** START OF SUPPLIED DATA **

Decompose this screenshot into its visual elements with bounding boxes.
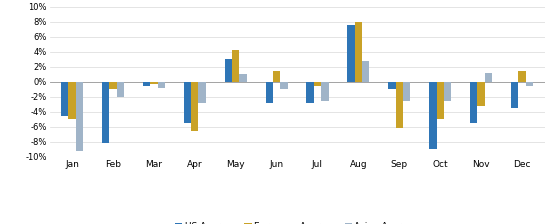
- Bar: [485, 73, 492, 82]
- Bar: [395, 82, 403, 128]
- Bar: [306, 82, 313, 103]
- Bar: [437, 82, 444, 119]
- Bar: [224, 59, 232, 82]
- Bar: [347, 26, 355, 82]
- Bar: [143, 82, 150, 86]
- Bar: [184, 82, 191, 123]
- Bar: [518, 71, 526, 82]
- Bar: [429, 82, 437, 149]
- Bar: [191, 82, 199, 131]
- Bar: [321, 82, 328, 101]
- Bar: [117, 82, 124, 97]
- Bar: [109, 82, 117, 89]
- Bar: [403, 82, 410, 101]
- Bar: [157, 82, 165, 88]
- Bar: [477, 82, 485, 106]
- Bar: [444, 82, 451, 101]
- Bar: [61, 82, 68, 116]
- Bar: [266, 82, 273, 103]
- Bar: [273, 71, 280, 82]
- Bar: [355, 22, 362, 82]
- Bar: [232, 50, 239, 82]
- Bar: [150, 82, 157, 84]
- Bar: [239, 74, 247, 82]
- Bar: [102, 82, 109, 143]
- Bar: [526, 82, 533, 86]
- Bar: [388, 82, 395, 89]
- Bar: [76, 82, 83, 151]
- Bar: [68, 82, 76, 119]
- Bar: [280, 82, 288, 89]
- Bar: [470, 82, 477, 123]
- Bar: [362, 61, 370, 82]
- Bar: [511, 82, 518, 108]
- Bar: [314, 82, 321, 86]
- Bar: [199, 82, 206, 103]
- Legend: US Average, European Average, Asian Average: US Average, European Average, Asian Aver…: [171, 218, 423, 224]
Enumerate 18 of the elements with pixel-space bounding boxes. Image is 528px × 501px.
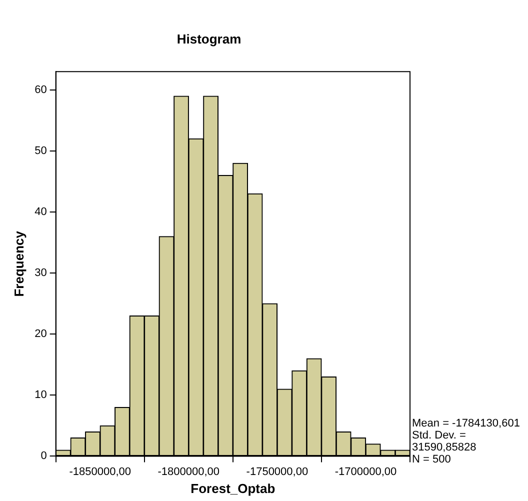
text: N = 500 [412, 454, 451, 466]
x-tick-label: -1700000,00 [334, 466, 397, 478]
x-axis-title: Forest_Optab [190, 480, 276, 496]
text: Mean = -1784130,601 [412, 418, 520, 430]
y-axis-title: Frequency [11, 230, 26, 297]
y-tick-label: 40 [34, 206, 47, 218]
y-tick-label: 60 [34, 84, 47, 96]
y-tick-label: 30 [34, 267, 47, 280]
y-tick-label: 10 [34, 389, 47, 402]
chart-title: Histogram [176, 31, 242, 46]
y-tick-label: 0 [40, 450, 47, 462]
text: 31590,85828 [412, 442, 476, 454]
y-tick-label: 50 [34, 144, 47, 157]
y-tick-label: 20 [34, 328, 47, 340]
x-tick-label: -1850000,00 [69, 466, 131, 478]
x-tick-label: -1800000,00 [158, 466, 220, 478]
text: Std. Dev. = [412, 430, 466, 442]
x-tick-label: -1750000,00 [246, 466, 308, 478]
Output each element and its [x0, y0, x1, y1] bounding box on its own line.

** END OF SUPPLIED DATA **

■ REQUIRED WORK
Convert every line of the rows above into a Markdown table with the columns "No." and "Line," numbering each line in order and dropping blank lines. Leave the pictures out of the table.

■ TASK OUTPUT
| No. | Line |
|---|---|
| 1 | Decompose this screenshot into its visual elements with bounding boxes. |
| 2 | - Bar: [485, 73, 492, 82] |
| 3 | - Bar: [395, 82, 403, 128] |
| 4 | - Bar: [306, 82, 313, 103] |
| 5 | - Bar: [437, 82, 444, 119] |
| 6 | - Bar: [224, 59, 232, 82] |
| 7 | - Bar: [347, 26, 355, 82] |
| 8 | - Bar: [143, 82, 150, 86] |
| 9 | - Bar: [184, 82, 191, 123] |
| 10 | - Bar: [518, 71, 526, 82] |
| 11 | - Bar: [429, 82, 437, 149] |
| 12 | - Bar: [191, 82, 199, 131] |
| 13 | - Bar: [321, 82, 328, 101] |
| 14 | - Bar: [117, 82, 124, 97] |
| 15 | - Bar: [109, 82, 117, 89] |
| 16 | - Bar: [403, 82, 410, 101] |
| 17 | - Bar: [157, 82, 165, 88] |
| 18 | - Bar: [477, 82, 485, 106] |
| 19 | - Bar: [444, 82, 451, 101] |
| 20 | - Bar: [61, 82, 68, 116] |
| 21 | - Bar: [266, 82, 273, 103] |
| 22 | - Bar: [273, 71, 280, 82] |
| 23 | - Bar: [355, 22, 362, 82] |
| 24 | - Bar: [232, 50, 239, 82] |
| 25 | - Bar: [150, 82, 157, 84] |
| 26 | - Bar: [239, 74, 247, 82] |
| 27 | - Bar: [102, 82, 109, 143] |
| 28 | - Bar: [526, 82, 533, 86] |
| 29 | - Bar: [388, 82, 395, 89] |
| 30 | - Bar: [76, 82, 83, 151] |
| 31 | - Bar: [68, 82, 76, 119] |
| 32 | - Bar: [280, 82, 288, 89] |
| 33 | - Bar: [470, 82, 477, 123] |
| 34 | - Bar: [362, 61, 370, 82] |
| 35 | - Bar: [511, 82, 518, 108] |
| 36 | - Bar: [314, 82, 321, 86] |
| 37 | - Bar: [199, 82, 206, 103] |
| 38 | - Legend: US Average, European Average, Asian Average: US Average, European Average, Asian Aver…: [171, 218, 423, 224] |
| 39 | Enumerate 18 of the elements with pixel-space bounding boxes. Image is 528px × 501px. |
| 40 | text: N = 500 [412, 454, 451, 466] |
| 41 | x-tick-label: -1700000,00 [334, 466, 397, 478] |
| 42 | x-axis-title: Forest_Optab [190, 480, 276, 496] |
| 43 | text: Mean = -1784130,601 [412, 418, 520, 430] |
| 44 | y-axis-title: Frequency [11, 230, 26, 297] |
| 45 | y-tick-label: 40 [34, 206, 47, 218] |
| 46 | y-tick-label: 60 [34, 84, 47, 96] |
| 47 | y-tick-label: 30 [34, 267, 47, 280] |
| 48 | y-tick-label: 10 [34, 389, 47, 402] |
| 49 | chart-title: Histogram [176, 31, 242, 46] |
| 50 | y-tick-label: 0 [40, 450, 47, 462] |
| 51 | text: 31590,85828 [412, 442, 476, 454] |
| 52 | y-tick-label: 50 [34, 144, 47, 157] |
| 53 | y-tick-label: 20 [34, 328, 47, 340] |
| 54 | x-tick-label: -1850000,00 [69, 466, 131, 478] |
| 55 | x-tick-label: -1800000,00 [158, 466, 220, 478] |
| 56 | text: Std. Dev. = [412, 430, 466, 442] |
| 57 | x-tick-label: -1750000,00 [246, 466, 308, 478] |
| 58 | Output each element and its [x0, y0, x1, y1] bounding box on its own line. |